EXERCISE TASK:
Can you repeat the lines from the first one through the line holding "gear-icon[interactable]: [816, 952, 830, 966]", inclusive, substituting "screen capture" for "screenshot" and leaving everything else as it is?

DATA FOR THE TASK:
----------

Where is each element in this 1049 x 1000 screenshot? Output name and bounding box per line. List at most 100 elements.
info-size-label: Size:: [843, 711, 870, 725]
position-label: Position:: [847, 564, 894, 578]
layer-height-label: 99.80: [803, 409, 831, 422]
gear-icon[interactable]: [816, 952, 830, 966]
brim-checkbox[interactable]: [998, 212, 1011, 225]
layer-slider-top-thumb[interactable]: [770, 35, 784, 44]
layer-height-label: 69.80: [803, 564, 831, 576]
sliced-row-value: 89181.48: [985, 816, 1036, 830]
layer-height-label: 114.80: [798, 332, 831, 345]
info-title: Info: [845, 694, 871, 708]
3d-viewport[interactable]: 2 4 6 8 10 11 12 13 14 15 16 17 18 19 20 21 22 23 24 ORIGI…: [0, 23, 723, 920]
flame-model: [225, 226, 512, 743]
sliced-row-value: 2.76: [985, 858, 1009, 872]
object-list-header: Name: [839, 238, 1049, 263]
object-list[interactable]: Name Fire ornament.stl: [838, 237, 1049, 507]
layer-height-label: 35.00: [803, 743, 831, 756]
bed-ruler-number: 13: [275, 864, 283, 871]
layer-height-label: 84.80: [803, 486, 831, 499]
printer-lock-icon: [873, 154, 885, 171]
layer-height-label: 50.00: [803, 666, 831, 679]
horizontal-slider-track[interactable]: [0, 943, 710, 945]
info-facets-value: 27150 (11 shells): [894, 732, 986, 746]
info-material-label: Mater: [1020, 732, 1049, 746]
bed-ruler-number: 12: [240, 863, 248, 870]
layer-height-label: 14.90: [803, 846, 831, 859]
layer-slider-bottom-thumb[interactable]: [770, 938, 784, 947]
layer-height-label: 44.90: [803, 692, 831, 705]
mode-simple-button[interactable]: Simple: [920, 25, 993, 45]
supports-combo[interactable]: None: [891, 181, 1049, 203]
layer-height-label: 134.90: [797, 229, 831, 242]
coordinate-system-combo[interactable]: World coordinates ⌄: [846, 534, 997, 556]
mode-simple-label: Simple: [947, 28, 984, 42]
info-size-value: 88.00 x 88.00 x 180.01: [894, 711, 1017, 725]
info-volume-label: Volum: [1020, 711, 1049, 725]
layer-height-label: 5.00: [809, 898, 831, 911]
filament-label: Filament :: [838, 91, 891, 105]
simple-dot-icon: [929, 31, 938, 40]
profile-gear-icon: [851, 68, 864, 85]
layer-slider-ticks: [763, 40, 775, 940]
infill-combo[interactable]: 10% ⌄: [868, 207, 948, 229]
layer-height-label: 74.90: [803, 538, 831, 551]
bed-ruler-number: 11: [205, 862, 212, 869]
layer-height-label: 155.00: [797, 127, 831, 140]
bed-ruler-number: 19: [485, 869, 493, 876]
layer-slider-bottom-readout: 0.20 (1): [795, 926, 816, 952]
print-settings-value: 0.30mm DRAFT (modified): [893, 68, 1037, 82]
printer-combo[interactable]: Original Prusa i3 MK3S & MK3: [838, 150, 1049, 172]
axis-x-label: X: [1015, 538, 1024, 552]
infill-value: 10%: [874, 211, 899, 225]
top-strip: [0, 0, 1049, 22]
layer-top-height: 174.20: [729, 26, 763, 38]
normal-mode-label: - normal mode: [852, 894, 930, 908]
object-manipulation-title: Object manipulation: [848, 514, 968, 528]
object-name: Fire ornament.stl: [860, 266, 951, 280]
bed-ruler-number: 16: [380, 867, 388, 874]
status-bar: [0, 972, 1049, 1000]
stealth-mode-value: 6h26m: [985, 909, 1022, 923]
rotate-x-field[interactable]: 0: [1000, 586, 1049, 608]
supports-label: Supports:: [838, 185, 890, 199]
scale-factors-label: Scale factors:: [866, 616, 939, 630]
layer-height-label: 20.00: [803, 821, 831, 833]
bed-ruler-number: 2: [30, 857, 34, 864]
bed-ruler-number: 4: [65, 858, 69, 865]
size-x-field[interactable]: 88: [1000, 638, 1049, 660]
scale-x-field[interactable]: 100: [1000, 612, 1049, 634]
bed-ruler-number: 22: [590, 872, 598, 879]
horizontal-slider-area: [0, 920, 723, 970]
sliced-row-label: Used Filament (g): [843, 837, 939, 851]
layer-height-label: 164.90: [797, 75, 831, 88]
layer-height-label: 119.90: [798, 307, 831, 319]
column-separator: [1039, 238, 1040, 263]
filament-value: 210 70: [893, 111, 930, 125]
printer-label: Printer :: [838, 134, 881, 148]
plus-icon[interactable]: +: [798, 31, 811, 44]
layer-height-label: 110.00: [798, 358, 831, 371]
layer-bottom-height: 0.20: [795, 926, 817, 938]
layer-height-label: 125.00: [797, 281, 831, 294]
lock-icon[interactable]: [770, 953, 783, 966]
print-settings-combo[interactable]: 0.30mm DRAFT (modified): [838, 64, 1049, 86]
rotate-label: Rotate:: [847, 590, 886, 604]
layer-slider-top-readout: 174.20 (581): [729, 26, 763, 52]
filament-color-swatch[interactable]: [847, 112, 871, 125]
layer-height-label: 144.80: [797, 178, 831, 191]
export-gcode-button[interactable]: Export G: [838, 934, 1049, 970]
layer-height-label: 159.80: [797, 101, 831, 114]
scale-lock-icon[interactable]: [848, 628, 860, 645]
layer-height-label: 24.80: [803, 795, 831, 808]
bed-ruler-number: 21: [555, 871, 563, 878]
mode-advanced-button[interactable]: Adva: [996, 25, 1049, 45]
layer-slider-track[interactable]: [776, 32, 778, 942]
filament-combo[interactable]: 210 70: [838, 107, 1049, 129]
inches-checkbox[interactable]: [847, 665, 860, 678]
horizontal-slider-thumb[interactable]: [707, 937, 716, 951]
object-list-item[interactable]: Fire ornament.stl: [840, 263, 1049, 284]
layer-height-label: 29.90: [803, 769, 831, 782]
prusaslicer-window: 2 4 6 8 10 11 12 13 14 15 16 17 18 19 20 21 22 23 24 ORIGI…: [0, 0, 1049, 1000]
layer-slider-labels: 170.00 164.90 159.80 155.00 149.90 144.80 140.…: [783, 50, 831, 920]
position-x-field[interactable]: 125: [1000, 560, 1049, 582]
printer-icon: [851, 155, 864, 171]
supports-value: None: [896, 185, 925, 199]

----------

RESPONSE BELOW:
Where is each element in this 1049 x 1000 screen capture? Output name and bounding box per line. List at most 100 elements.
info-size-label: Size:: [843, 711, 870, 725]
position-label: Position:: [847, 564, 894, 578]
layer-height-label: 99.80: [803, 409, 831, 422]
gear-icon[interactable]: [816, 952, 830, 966]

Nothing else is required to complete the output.